- **To do**:
Reproduce all entries word for word.

--- BEGIN ---

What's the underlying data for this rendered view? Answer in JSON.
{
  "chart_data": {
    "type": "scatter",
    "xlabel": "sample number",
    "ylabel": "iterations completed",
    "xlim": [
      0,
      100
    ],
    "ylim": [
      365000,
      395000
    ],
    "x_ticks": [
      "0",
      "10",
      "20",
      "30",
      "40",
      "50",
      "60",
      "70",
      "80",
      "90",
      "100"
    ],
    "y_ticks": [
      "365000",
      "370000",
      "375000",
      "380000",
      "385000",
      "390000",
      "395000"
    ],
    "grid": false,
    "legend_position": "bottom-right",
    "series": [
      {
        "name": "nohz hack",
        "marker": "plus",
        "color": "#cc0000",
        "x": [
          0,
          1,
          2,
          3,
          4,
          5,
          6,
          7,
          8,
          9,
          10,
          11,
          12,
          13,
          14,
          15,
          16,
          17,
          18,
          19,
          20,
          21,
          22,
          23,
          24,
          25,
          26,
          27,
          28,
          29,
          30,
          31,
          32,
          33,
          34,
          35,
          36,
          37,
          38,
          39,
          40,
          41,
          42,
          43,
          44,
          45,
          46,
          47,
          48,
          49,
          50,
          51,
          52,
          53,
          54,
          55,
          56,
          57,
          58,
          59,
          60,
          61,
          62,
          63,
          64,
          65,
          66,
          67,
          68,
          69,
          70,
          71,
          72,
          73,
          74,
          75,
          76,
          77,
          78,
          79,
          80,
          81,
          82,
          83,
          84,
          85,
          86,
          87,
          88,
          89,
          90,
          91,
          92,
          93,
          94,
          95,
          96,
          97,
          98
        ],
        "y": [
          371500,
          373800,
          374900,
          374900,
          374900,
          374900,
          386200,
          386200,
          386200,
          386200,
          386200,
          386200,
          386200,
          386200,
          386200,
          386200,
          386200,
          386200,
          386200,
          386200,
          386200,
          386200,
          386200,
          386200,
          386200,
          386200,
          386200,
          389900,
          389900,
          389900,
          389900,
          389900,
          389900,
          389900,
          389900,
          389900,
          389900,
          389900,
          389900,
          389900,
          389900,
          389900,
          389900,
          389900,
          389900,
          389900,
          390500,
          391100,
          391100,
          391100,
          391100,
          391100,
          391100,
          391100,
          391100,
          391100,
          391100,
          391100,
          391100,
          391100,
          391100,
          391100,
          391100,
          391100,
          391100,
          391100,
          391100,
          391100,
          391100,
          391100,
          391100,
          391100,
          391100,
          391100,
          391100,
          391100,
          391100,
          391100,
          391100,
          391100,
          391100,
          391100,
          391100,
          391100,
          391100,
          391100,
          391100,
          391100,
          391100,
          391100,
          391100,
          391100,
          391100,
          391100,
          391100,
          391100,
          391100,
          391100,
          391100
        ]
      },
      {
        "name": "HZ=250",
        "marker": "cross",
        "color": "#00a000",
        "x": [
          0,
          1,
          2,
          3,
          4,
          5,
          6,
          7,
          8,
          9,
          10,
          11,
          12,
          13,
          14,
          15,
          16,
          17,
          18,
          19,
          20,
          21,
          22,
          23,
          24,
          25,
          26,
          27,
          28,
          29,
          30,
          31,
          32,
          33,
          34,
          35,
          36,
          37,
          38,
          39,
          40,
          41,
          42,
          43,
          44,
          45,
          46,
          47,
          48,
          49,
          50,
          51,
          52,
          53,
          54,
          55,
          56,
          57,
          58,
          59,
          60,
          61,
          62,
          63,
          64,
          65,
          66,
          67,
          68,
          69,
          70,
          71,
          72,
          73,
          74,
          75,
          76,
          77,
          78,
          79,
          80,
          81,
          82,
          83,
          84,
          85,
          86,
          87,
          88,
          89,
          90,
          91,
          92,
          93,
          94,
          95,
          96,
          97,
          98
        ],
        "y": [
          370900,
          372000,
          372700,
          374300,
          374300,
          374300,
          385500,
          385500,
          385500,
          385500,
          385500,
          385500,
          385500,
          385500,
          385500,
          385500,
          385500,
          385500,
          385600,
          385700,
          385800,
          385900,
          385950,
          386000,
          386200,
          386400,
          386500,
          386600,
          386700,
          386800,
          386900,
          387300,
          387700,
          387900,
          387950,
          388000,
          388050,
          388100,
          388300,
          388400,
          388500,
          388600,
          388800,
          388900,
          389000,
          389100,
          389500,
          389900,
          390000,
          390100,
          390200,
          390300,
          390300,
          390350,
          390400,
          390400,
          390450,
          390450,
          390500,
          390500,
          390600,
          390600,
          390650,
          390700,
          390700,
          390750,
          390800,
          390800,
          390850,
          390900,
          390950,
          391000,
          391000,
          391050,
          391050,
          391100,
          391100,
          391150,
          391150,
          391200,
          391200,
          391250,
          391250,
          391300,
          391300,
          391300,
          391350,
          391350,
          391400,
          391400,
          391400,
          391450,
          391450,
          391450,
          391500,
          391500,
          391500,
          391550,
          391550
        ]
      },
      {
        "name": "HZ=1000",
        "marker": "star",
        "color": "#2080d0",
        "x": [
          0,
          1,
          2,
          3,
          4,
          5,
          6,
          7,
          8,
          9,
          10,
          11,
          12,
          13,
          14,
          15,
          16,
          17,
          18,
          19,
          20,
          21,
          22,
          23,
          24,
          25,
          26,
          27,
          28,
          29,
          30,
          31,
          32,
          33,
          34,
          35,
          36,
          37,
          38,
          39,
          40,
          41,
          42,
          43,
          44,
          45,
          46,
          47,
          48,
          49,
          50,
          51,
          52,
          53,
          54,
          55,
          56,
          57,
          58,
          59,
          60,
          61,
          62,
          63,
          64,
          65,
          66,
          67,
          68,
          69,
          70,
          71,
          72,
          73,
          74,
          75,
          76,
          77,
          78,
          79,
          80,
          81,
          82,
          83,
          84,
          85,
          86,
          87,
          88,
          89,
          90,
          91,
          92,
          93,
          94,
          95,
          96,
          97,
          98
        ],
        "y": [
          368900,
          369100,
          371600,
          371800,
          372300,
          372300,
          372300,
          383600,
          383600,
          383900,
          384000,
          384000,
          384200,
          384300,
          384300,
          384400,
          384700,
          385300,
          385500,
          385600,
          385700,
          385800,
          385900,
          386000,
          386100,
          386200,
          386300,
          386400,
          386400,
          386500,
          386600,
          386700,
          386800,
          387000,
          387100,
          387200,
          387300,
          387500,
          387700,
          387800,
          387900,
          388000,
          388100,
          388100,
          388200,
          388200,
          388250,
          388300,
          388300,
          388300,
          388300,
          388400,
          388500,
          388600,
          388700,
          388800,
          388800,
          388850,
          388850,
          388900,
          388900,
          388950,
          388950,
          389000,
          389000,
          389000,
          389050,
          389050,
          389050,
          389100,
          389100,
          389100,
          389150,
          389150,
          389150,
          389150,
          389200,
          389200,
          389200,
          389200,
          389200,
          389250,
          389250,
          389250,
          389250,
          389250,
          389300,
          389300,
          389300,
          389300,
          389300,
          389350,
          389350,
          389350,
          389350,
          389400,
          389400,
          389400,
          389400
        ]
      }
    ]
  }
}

--- END ---

- **Exercise solution**:
What's the underlying data for this rendered view? Answer in JSON.
{
  "chart_data": {
    "type": "scatter",
    "xlabel": "sample number",
    "ylabel": "iterations completed",
    "xlim": [
      0,
      100
    ],
    "ylim": [
      365000,
      395000
    ],
    "x_ticks": [
      "0",
      "10",
      "20",
      "30",
      "40",
      "50",
      "60",
      "70",
      "80",
      "90",
      "100"
    ],
    "y_ticks": [
      "365000",
      "370000",
      "375000",
      "380000",
      "385000",
      "390000",
      "395000"
    ],
    "grid": false,
    "legend_position": "bottom-right",
    "series": [
      {
        "name": "nohz hack",
        "marker": "plus",
        "color": "#cc0000",
        "x": [
          0,
          1,
          2,
          3,
          4,
          5,
          6,
          7,
          8,
          9,
          10,
          11,
          12,
          13,
          14,
          15,
          16,
          17,
          18,
          19,
          20,
          21,
          22,
          23,
          24,
          25,
          26,
          27,
          28,
          29,
          30,
          31,
          32,
          33,
          34,
          35,
          36,
          37,
          38,
          39,
          40,
          41,
          42,
          43,
          44,
          45,
          46,
          47,
          48,
          49,
          50,
          51,
          52,
          53,
          54,
          55,
          56,
          57,
          58,
          59,
          60,
          61,
          62,
          63,
          64,
          65,
          66,
          67,
          68,
          69,
          70,
          71,
          72,
          73,
          74,
          75,
          76,
          77,
          78,
          79,
          80,
          81,
          82,
          83,
          84,
          85,
          86,
          87,
          88,
          89,
          90,
          91,
          92,
          93,
          94,
          95,
          96,
          97,
          98
        ],
        "y": [
          371500,
          373800,
          374900,
          374900,
          374900,
          374900,
          386200,
          386200,
          386200,
          386200,
          386200,
          386200,
          386200,
          386200,
          386200,
          386200,
          386200,
          386200,
          386200,
          386200,
          386200,
          386200,
          386200,
          386200,
          386200,
          386200,
          386200,
          389900,
          389900,
          389900,
          389900,
          389900,
          389900,
          389900,
          389900,
          389900,
          389900,
          389900,
          389900,
          389900,
          389900,
          389900,
          389900,
          389900,
          389900,
          389900,
          390500,
          391100,
          391100,
          391100,
          391100,
          391100,
          391100,
          391100,
          391100,
          391100,
          391100,
          391100,
          391100,
          391100,
          391100,
          391100,
          391100,
          391100,
          391100,
          391100,
          391100,
          391100,
          391100,
          391100,
          391100,
          391100,
          391100,
          391100,
          391100,
          391100,
          391100,
          391100,
          391100,
          391100,
          391100,
          391100,
          391100,
          391100,
          391100,
          391100,
          391100,
          391100,
          391100,
          391100,
          391100,
          391100,
          391100,
          391100,
          391100,
          391100,
          391100,
          391100,
          391100
        ]
      },
      {
        "name": "HZ=250",
        "marker": "cross",
        "color": "#00a000",
        "x": [
          0,
          1,
          2,
          3,
          4,
          5,
          6,
          7,
          8,
          9,
          10,
          11,
          12,
          13,
          14,
          15,
          16,
          17,
          18,
          19,
          20,
          21,
          22,
          23,
          24,
          25,
          26,
          27,
          28,
          29,
          30,
          31,
          32,
          33,
          34,
          35,
          36,
          37,
          38,
          39,
          40,
          41,
          42,
          43,
          44,
          45,
          46,
          47,
          48,
          49,
          50,
          51,
          52,
          53,
          54,
          55,
          56,
          57,
          58,
          59,
          60,
          61,
          62,
          63,
          64,
          65,
          66,
          67,
          68,
          69,
          70,
          71,
          72,
          73,
          74,
          75,
          76,
          77,
          78,
          79,
          80,
          81,
          82,
          83,
          84,
          85,
          86,
          87,
          88,
          89,
          90,
          91,
          92,
          93,
          94,
          95,
          96,
          97,
          98
        ],
        "y": [
          370900,
          372000,
          372700,
          374300,
          374300,
          374300,
          385500,
          385500,
          385500,
          385500,
          385500,
          385500,
          385500,
          385500,
          385500,
          385500,
          385500,
          385500,
          385600,
          385700,
          385800,
          385900,
          385950,
          386000,
          386200,
          386400,
          386500,
          386600,
          386700,
          386800,
          386900,
          387300,
          387700,
          387900,
          387950,
          388000,
          388050,
          388100,
          388300,
          388400,
          388500,
          388600,
          388800,
          388900,
          389000,
          389100,
          389500,
          389900,
          390000,
          390100,
          390200,
          390300,
          390300,
          390350,
          390400,
          390400,
          390450,
          390450,
          390500,
          390500,
          390600,
          390600,
          390650,
          390700,
          390700,
          390750,
          390800,
          390800,
          390850,
          390900,
          390950,
          391000,
          391000,
          391050,
          391050,
          391100,
          391100,
          391150,
          391150,
          391200,
          391200,
          391250,
          391250,
          391300,
          391300,
          391300,
          391350,
          391350,
          391400,
          391400,
          391400,
          391450,
          391450,
          391450,
          391500,
          391500,
          391500,
          391550,
          391550
        ]
      },
      {
        "name": "HZ=1000",
        "marker": "star",
        "color": "#2080d0",
        "x": [
          0,
          1,
          2,
          3,
          4,
          5,
          6,
          7,
          8,
          9,
          10,
          11,
          12,
          13,
          14,
          15,
          16,
          17,
          18,
          19,
          20,
          21,
          22,
          23,
          24,
          25,
          26,
          27,
          28,
          29,
          30,
          31,
          32,
          33,
          34,
          35,
          36,
          37,
          38,
          39,
          40,
          41,
          42,
          43,
          44,
          45,
          46,
          47,
          48,
          49,
          50,
          51,
          52,
          53,
          54,
          55,
          56,
          57,
          58,
          59,
          60,
          61,
          62,
          63,
          64,
          65,
          66,
          67,
          68,
          69,
          70,
          71,
          72,
          73,
          74,
          75,
          76,
          77,
          78,
          79,
          80,
          81,
          82,
          83,
          84,
          85,
          86,
          87,
          88,
          89,
          90,
          91,
          92,
          93,
          94,
          95,
          96,
          97,
          98
        ],
        "y": [
          368900,
          369100,
          371600,
          371800,
          372300,
          372300,
          372300,
          383600,
          383600,
          383900,
          384000,
          384000,
          384200,
          384300,
          384300,
          384400,
          384700,
          385300,
          385500,
          385600,
          385700,
          385800,
          385900,
          386000,
          386100,
          386200,
          386300,
          386400,
          386400,
          386500,
          386600,
          386700,
          386800,
          387000,
          387100,
          387200,
          387300,
          387500,
          387700,
          387800,
          387900,
          388000,
          388100,
          388100,
          388200,
          388200,
          388250,
          388300,
          388300,
          388300,
          388300,
          388400,
          388500,
          388600,
          388700,
          388800,
          388800,
          388850,
          388850,
          388900,
          388900,
          388950,
          388950,
          389000,
          389000,
          389000,
          389050,
          389050,
          389050,
          389100,
          389100,
          389100,
          389150,
          389150,
          389150,
          389150,
          389200,
          389200,
          389200,
          389200,
          389200,
          389250,
          389250,
          389250,
          389250,
          389250,
          389300,
          389300,
          389300,
          389300,
          389300,
          389350,
          389350,
          389350,
          389350,
          389400,
          389400,
          389400,
          389400
        ]
      }
    ]
  }
}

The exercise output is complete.